▶ **Excerpt provided**
—————

The book is a reminder, old, battered, dusty, yet truthful, of what an ox-team journey across the western plains and over the Rockies was in the years that are gone.
The book so long neglected, now so full of interest, received hard usage in those former days. Before it lay at rest so long, gathering dust and cobwebs about it, like a true pioneer it was made to rough it in this world. It learned to withstand the brunt of many a hard encounter. Master and book were companions on a long and toilsome journey.
Inside and out; yes, the leaves and the covers all tell tales. This buckskin was drenched many a time by the thunder-storms of Nebraska and Wyoming; by the sleet and snow that fell upon the mountains. Between these sheets of variously-toned gray paper, close to the binding, are little waves of red, gritty stuff, contributions, on some windy day, from the sand hills of the Platte Valley, or the Big Sandy Creek (the poetic Glistening Gravel Water of the Indians), or from “The Three Crossings” of the Sweetwater, or the wearisome piece of road leading from Platte to Platte—North and South—over the ridge and down into Ash Hollow. One end of the book has been submerged in water, a reminiscence, no doubt, of the fording of either the Platte, the Sweetwater, the Big or Little Laramie or the Green River farther on. O, there are many emotions revived within me by a sight of the book; they crowd upon me thick and fast! These crisp, gray leaves of sage, where did they get between the leaves? It was, I believe, on one cool September night, at Quaking Asp Hollow. I remember that then great bonfires were blazing around our camp, and the red tongues of flames showed by their light, wild groups of dancers—the ox-punchers performing strange antics; a fantastic dancing supposed to be under the patronage of Terpsichore; or, at least, some more western muse; a something, as I recall it now, between that of our modern ball-room and the Apache Ghost-Dance.
Remarkable that those sketches can suggest to me so much! Yet it is that which is unseen that fills me with amaze. Turning over the leaves it all comes back. “The Journey” is no longer a dream; it becomes again a reality; I go over the long, long plodding, the slow progress of seemingly endless days. Not only do I look upon the scenes which were transferred to the book, but, through sympathy, on others also that, for want of time, were left unsketched. Incidents of many kinds thrust their memories upon me. Sometimes the experiences recalled were pleasurable; sometimes they were sad. But mirthful or tragic, pathetic or terrible, I go over them again, and the twelve hundred miles, nay, the fifteen hundred, considering the circuitous route that we were compelled to follow, pass before me like a moving panorama. Prairies, hills, streams, mountains, canons, follow each other in quick succession—all the ever-changing prospect between the banks of the Missouri River and the Inland Sea.
The Start from Missouri River.

—————

▶ **Data listing**
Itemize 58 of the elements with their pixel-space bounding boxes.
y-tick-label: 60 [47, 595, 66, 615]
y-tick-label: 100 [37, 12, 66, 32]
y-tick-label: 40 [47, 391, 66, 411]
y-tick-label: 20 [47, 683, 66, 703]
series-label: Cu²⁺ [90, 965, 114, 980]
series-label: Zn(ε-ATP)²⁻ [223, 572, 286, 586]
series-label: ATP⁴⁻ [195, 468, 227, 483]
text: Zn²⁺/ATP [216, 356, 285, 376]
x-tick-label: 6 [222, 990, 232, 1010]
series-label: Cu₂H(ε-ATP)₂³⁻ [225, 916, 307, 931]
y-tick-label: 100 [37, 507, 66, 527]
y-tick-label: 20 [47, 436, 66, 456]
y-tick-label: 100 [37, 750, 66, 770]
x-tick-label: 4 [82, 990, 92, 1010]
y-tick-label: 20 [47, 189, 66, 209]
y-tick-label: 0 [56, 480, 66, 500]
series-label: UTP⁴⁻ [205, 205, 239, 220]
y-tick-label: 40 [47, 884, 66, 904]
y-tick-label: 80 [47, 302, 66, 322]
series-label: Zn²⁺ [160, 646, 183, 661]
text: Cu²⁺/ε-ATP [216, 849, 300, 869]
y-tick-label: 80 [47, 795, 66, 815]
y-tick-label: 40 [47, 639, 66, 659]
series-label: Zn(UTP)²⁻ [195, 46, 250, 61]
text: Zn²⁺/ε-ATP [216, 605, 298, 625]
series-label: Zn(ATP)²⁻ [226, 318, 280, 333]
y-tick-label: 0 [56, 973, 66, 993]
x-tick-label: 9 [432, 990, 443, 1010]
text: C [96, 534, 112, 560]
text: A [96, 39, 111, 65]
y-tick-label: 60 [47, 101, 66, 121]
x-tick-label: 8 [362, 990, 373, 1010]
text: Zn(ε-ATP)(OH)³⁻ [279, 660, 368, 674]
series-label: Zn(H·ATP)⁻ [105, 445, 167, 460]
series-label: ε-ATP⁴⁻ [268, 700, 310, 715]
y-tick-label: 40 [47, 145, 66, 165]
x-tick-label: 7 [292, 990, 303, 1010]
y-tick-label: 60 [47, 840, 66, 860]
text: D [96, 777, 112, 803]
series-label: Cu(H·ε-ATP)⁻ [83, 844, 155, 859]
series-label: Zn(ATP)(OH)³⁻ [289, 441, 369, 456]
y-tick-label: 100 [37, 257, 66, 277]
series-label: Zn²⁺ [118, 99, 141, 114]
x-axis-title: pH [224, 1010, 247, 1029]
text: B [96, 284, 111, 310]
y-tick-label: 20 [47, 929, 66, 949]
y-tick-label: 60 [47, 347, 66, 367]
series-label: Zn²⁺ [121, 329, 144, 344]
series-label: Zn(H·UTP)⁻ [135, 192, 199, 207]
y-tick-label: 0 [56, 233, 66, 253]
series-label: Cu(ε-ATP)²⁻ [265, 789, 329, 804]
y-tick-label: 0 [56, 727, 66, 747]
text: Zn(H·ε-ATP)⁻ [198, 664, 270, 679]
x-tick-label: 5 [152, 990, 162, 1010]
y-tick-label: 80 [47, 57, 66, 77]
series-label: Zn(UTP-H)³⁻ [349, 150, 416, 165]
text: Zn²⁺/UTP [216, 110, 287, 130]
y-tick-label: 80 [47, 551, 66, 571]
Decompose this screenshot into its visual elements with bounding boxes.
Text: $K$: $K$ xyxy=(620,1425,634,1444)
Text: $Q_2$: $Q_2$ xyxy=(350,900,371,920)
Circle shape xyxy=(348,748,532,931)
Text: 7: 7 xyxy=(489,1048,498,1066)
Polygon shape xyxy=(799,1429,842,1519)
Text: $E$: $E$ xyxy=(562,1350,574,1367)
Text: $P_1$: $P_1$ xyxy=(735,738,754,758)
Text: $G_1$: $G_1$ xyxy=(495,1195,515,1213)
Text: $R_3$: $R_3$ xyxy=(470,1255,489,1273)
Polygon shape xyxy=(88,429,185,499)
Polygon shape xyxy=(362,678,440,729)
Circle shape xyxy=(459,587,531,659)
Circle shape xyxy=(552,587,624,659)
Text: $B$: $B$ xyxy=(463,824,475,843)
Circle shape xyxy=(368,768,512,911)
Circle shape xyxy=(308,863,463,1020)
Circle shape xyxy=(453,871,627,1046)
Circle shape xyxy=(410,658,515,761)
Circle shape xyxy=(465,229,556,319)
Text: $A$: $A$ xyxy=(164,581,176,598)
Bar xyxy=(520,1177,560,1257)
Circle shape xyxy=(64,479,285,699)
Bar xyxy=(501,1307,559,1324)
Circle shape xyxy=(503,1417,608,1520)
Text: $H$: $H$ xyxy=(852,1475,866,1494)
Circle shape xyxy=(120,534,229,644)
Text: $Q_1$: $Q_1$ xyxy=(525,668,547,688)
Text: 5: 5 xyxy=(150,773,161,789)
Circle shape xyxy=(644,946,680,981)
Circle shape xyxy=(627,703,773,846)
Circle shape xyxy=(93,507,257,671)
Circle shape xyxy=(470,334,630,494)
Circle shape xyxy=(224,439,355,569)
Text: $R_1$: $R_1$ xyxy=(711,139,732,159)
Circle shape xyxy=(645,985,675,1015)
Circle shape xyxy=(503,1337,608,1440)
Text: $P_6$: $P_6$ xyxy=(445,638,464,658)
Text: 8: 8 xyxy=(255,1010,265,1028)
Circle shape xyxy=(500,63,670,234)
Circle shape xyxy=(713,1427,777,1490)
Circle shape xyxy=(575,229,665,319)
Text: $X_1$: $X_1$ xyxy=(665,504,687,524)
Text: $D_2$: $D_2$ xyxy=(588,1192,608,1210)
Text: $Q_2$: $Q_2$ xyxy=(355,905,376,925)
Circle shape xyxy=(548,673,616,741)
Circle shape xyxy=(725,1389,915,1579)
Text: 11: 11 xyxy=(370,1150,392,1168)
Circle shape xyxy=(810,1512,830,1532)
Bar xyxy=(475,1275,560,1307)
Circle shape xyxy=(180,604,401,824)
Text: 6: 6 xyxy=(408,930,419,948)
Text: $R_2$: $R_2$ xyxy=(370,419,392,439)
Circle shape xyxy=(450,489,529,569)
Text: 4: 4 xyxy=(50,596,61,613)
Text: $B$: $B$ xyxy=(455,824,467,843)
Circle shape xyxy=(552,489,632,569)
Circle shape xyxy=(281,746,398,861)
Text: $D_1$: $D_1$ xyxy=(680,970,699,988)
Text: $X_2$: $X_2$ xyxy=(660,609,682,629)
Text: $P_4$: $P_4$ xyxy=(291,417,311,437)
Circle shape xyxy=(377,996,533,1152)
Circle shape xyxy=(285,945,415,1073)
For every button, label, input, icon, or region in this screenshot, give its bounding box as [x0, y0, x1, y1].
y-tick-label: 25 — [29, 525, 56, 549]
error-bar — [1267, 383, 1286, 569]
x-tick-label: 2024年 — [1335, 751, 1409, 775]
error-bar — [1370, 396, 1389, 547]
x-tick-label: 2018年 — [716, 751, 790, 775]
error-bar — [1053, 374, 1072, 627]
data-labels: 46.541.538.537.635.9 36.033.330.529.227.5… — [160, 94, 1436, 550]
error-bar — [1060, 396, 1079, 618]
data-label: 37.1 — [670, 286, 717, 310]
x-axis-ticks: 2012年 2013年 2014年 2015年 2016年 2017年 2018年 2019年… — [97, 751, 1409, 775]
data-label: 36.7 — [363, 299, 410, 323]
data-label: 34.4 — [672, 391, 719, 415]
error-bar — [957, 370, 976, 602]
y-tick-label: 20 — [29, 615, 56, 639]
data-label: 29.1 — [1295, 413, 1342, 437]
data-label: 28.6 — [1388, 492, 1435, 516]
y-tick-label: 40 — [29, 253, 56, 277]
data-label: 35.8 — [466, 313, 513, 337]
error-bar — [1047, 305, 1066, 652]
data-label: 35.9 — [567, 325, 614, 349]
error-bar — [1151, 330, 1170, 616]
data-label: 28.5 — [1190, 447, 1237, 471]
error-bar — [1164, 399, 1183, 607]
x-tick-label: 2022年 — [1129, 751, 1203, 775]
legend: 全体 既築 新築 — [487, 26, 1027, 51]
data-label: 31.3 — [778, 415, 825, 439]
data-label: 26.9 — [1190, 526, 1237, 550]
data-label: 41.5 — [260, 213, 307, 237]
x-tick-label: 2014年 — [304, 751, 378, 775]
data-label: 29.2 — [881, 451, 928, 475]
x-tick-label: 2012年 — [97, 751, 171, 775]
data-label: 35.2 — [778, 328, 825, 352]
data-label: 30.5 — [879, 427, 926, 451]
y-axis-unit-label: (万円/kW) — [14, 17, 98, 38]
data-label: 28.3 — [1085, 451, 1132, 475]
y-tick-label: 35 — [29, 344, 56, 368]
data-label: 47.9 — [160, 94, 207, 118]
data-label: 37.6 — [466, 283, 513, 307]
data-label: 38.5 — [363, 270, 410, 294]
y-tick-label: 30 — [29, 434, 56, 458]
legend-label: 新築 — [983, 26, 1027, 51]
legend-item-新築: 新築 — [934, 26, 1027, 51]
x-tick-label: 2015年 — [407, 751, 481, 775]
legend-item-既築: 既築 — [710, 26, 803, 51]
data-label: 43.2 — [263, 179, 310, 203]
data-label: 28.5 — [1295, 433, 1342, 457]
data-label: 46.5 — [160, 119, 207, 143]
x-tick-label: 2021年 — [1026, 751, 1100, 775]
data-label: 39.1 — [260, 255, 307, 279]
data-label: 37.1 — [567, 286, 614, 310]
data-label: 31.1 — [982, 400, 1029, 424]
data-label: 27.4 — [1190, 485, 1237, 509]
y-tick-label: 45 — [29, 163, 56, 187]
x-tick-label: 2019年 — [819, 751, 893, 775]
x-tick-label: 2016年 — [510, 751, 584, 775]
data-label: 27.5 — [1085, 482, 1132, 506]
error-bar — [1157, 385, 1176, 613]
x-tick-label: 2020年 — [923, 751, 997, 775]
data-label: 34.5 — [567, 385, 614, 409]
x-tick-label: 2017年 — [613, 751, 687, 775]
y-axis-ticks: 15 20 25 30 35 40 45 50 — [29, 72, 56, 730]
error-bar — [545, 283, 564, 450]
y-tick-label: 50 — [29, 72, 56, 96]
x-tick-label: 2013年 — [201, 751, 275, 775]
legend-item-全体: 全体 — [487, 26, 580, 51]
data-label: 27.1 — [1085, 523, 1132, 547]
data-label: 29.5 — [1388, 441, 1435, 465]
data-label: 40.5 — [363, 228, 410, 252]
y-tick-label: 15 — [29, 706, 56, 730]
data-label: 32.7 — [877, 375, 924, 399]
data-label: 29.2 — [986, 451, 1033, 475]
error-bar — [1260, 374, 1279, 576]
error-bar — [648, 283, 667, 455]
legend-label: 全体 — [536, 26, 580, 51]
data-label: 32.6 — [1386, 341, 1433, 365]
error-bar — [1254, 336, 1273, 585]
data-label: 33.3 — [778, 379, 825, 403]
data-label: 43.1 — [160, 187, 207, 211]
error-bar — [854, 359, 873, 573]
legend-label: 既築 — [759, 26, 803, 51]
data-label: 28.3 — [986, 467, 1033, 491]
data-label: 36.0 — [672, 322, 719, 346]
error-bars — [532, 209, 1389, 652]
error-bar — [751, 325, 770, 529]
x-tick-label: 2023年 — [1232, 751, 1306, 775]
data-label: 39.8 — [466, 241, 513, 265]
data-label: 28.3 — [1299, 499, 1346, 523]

—————

▶ **Required actions**
1. In the passage about the old sketchbook, how many miles does the narrator say the journey covered once the circuitous route is counted?
2. Extend the passage about the old sketchbook from its last line, writing the section headed "The Start from Missouri River."

▶ **Responses by item number**
1. Fifteen hundred miles.

2.
How rapidly we have grown! What was once but dreams of the future first changed to reality, and then sank away until now they are but dreams of the past. No more the long train of dust-covered wagons, drawn by the slow and patient oxen, winds across the level plains or passes through the deep defile. No more the Pony Express or the lumbering stage-coach bring the quickest word or forms the fastest transport between the inter-mountain region and “The States.” How hard it is to understand the briefness of time that has passed since this great interior country was practically a howling wilderness, inhabited by bands of savage Indians and penetrated only by intrepid trappers or hunters! As we are now whirled along over the Laramie Plains, the Humboldt Desert, or through the Echo or Weber Canons, reclining on luxuriously cushioned seats, and but a few hours away from the Atlantic or Pacific seaboards, we can scarcely realize it. Surely the locomotive plays a wondrous part in the destiny of modern nations. Without its aid the country through which we are about to pass might have become as was surmised by Irving, the cradle of a race inimical to the higher civilization to the East and West. Now we behold it a land giving promise of future greatness, where peace, wealth and happiness shall go hand in hand, and where already it is well-nigh impossible for the youth of today to fully comprehend the struggles and privations of its pioneer fathers.
The sketches, the greater number, are roughly made. There was little time to loiter by the wayside. Some of them are hardly more than hasty outlines, filled in, perhaps, when the camping-ground was reached. Some show an impression dashed off of a morning or evening, or, sometimes, of a noonday. Once in a while there is a subject more carefully finished, telling of an early camp or of a half-day’s rest. Some are in white and black merely, others in color.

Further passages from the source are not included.